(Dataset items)
::::::::::

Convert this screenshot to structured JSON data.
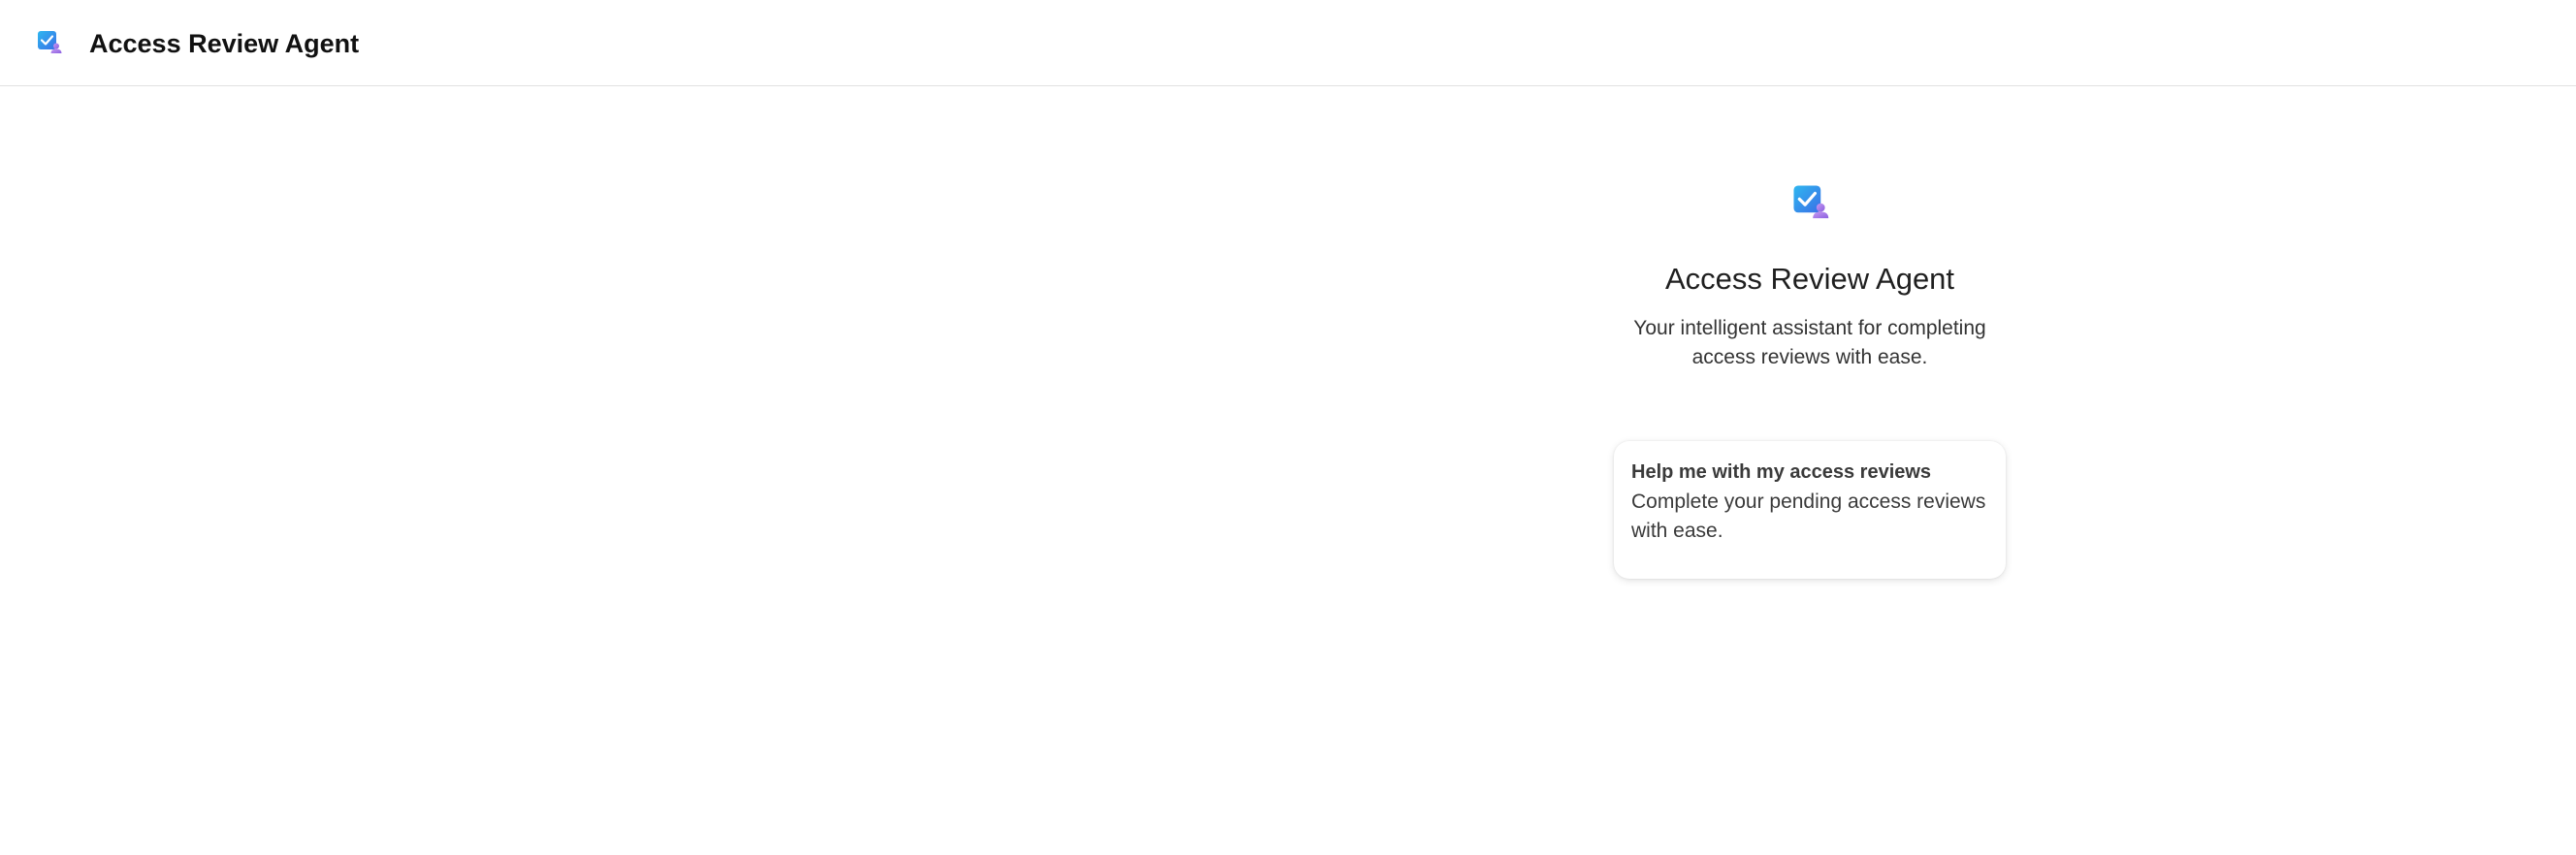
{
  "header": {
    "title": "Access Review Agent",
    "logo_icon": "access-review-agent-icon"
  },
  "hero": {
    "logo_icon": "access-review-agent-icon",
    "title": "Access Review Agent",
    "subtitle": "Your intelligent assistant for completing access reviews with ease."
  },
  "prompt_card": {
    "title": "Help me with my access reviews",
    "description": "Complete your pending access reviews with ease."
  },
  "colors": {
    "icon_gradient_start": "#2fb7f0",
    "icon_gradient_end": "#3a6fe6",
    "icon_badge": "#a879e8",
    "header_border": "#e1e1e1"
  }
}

::::::::::

» **WHAT IS NEEDED**
Return the full material word for word. Do not include the pictures.

» **COMPLETE OUTPUT**
Convert this screenshot to structured JSON data.
{
  "header": {
    "title": "Access Review Agent",
    "logo_icon": "access-review-agent-icon"
  },
  "hero": {
    "logo_icon": "access-review-agent-icon",
    "title": "Access Review Agent",
    "subtitle": "Your intelligent assistant for completing access reviews with ease."
  },
  "prompt_card": {
    "title": "Help me with my access reviews",
    "description": "Complete your pending access reviews with ease."
  },
  "colors": {
    "icon_gradient_start": "#2fb7f0",
    "icon_gradient_end": "#3a6fe6",
    "icon_badge": "#a879e8",
    "header_border": "#e1e1e1"
  }
}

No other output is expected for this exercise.